- _Prova tu_:
Estrai dal testo sulla traiettoria del bilanciere nella pesistica il tratto che va da "Si è quindi" fino a "poi i brachiomorfi.", riportandolo senza alcuna modifica.

- _Estratto del documento_:
^^^^^^^^

Logicamente ogni atleta tende comunque a sviluppare uno stile personale, che se non si allontana troppo dalla traiettoria razionale, può comunque essere efficace6.

In particolare sembra che la traiettoria di tipo 2 venga usata principalmente dagli atleti che sollevano un carico maggiore rispetto alla loro massa corporea23, 31.
Si è quindi pensato che le misure antropometriche dell'atleta possano avere una certa influenza, questo perché gli atleti che sollevano di più rispetto alla loro massa corporea sono quelli delle categorie di peso più basse e quindi minore statura29,32.

Sono stati principalmente degli studiosi russi34,47 ad indagare sull'influenza dell'antropometria nei confronti della traiettoria, classificando tre tipologie di proporzioni:

  1. Mesomorfo: caratterizzati da lunghezza di tronco e arti proporzionata
  2. Brachiomorfo: caratterizzati tronco lungo e arti corti
  3. Dolicomorfo: caratterizzati tronco corto e arti lunghi

La tipologia dell'atleta va ad influenzare principalmente la prima tirata; gli atleti dolicomorfi sono infatti quelli che durante questa fase avvicinano di meno il bilanciere al corpo, seguono i mesomorfi e poi i brachiomorfi.

La maggior parte degli studi più interessanti sulla traiettoria sono piuttosto datati, ma sono stati fatti quasi tutti su atleti d'èlite. Abbiamo deciso di prendere in considerazione solamente gli studi che abbiano analizzato atleti maschi, perché sono i più numerosi e affidabili, essendo la pesistica femminile uno sport relativamente giovane.

Analizzando i tentativi a carico più alto nello strappo in competizione, la ricerca ha mostrato come i valori di spostamento orizzontale fossero piuttosto simili fra gli atleti.
Per quanto riguarda i vincitori di tutte le categorie di peso maschili (52, 56, 67,5, 75, 82,5, 90, 100, 110 e 110 kg) dei Campionati Mondiali del 1978 il FPD variava tra i -4 e gli -11 cm, mentre il SPD tra i 4 e i 16 cm45.Risultati comparabili sono stati trovati tra i vincitori dei Campionati Mondiali del 1984 (56, 75, 82.5, 100, e 110 kg), con un FPD di che variava tra -3 e -9 cm e un SPD tra i 3 e i 18 cm42.

^^^^^^^^

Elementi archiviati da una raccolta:
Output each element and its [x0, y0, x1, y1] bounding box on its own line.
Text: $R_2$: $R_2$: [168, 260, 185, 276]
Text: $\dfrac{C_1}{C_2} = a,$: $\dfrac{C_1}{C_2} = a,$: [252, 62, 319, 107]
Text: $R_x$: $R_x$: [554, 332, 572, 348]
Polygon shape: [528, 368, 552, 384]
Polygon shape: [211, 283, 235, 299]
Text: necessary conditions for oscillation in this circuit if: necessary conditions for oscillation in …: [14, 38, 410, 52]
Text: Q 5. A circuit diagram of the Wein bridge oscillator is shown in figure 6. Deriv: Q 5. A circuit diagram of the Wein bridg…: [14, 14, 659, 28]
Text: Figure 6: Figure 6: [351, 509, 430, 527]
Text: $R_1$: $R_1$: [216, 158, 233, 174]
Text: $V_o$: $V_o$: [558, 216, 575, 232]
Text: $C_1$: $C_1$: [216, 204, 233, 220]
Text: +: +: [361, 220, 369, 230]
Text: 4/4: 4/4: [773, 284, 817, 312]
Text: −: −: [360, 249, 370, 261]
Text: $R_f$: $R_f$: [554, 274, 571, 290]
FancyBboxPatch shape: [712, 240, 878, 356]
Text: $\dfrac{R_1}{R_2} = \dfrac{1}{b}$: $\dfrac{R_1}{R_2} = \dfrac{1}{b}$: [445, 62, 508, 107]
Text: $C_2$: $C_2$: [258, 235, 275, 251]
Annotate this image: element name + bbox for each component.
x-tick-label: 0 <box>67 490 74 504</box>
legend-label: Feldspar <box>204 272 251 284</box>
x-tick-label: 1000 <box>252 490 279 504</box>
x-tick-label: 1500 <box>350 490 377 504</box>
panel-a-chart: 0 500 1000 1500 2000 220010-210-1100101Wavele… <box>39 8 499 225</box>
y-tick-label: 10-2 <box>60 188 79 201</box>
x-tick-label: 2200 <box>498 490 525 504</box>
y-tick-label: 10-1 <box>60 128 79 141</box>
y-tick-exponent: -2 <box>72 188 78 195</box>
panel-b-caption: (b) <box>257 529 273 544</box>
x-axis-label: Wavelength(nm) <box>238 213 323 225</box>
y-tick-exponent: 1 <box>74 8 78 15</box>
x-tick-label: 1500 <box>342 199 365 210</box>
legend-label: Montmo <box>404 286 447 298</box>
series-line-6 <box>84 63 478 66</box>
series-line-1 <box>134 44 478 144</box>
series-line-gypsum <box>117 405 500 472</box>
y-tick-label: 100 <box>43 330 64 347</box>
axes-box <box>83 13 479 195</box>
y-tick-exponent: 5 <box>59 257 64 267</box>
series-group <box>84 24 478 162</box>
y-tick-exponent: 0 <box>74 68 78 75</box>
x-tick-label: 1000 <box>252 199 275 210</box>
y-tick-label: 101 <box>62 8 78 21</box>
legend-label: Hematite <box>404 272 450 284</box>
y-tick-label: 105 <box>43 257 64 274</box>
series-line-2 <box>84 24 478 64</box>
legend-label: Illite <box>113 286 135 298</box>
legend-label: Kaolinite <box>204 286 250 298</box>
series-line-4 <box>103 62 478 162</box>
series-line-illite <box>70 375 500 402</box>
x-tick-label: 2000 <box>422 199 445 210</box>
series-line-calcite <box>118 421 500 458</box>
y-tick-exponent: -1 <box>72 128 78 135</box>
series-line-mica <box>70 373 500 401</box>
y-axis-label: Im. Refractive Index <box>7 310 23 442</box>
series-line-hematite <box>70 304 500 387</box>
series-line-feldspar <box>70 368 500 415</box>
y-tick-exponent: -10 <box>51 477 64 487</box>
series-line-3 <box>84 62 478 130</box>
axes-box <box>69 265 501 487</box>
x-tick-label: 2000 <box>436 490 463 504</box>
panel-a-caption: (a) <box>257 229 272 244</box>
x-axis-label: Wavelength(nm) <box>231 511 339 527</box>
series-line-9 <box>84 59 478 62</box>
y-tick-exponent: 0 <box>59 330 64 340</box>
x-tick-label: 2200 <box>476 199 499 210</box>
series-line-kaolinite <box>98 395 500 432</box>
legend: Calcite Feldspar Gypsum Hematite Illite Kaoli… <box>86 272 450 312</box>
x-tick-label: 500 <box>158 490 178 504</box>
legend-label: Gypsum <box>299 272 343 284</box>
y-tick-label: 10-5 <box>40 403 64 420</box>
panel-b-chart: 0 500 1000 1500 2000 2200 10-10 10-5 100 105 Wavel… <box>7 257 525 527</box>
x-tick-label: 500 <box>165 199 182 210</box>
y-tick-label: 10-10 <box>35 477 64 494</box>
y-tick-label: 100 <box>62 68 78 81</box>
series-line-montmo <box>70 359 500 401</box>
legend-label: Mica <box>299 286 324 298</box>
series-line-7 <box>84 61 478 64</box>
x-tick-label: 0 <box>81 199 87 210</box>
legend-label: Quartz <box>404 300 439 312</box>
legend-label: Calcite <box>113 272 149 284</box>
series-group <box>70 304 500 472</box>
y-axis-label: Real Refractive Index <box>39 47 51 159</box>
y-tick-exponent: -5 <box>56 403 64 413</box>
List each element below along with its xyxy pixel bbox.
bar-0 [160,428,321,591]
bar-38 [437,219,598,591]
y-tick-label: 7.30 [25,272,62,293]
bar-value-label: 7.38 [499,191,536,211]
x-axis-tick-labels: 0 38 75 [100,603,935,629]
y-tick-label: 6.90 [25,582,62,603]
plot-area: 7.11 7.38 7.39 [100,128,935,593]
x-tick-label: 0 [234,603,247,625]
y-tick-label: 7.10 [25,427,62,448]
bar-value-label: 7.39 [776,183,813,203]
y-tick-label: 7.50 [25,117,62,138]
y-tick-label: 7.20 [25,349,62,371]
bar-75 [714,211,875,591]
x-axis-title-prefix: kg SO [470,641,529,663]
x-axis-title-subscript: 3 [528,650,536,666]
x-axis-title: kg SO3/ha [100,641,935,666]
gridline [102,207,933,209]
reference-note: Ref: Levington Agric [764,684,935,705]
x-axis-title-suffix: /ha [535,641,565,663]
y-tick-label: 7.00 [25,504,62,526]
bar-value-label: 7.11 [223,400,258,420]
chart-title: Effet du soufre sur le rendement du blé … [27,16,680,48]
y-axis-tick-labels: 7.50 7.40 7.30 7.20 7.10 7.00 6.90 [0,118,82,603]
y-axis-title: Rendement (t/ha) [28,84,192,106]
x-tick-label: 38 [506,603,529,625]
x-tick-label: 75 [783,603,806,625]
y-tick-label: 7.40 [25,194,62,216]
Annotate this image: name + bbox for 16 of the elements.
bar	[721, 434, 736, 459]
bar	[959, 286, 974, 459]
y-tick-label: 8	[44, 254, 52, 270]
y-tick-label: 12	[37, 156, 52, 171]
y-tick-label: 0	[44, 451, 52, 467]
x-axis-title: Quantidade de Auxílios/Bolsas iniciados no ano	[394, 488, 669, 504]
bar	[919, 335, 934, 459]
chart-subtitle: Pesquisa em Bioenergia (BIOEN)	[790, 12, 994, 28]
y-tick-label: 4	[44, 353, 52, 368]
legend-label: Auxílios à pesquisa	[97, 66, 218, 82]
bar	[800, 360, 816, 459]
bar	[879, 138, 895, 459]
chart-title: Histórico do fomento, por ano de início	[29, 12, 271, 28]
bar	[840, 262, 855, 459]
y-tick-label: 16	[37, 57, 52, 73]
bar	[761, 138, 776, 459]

^^^^^^^^

- _Esercizio svolto_:
Si è quindi pensato che le misure antropometriche dell'atleta possano avere una certa influenza, questo perché gli atleti che sollevano di più rispetto alla loro massa corporea sono quelli delle categorie di peso più basse e quindi minore statura29,32.

Sono stati principalmente degli studiosi russi34,47 ad indagare sull'influenza dell'antropometria nei confronti della traiettoria, classificando tre tipologie di proporzioni:

  1. Mesomorfo: caratterizzati da lunghezza di tronco e arti proporzionata
  2. Brachiomorfo: caratterizzati tronco lungo e arti corti
  3. Dolicomorfo: caratterizzati tronco corto e arti lunghi

La tipologia dell'atleta va ad influenzare principalmente la prima tirata; gli atleti dolicomorfi sono infatti quelli che durante questa fase avvicinano di meno il bilanciere al corpo, seguono i mesomorfi e poi i brachiomorfi.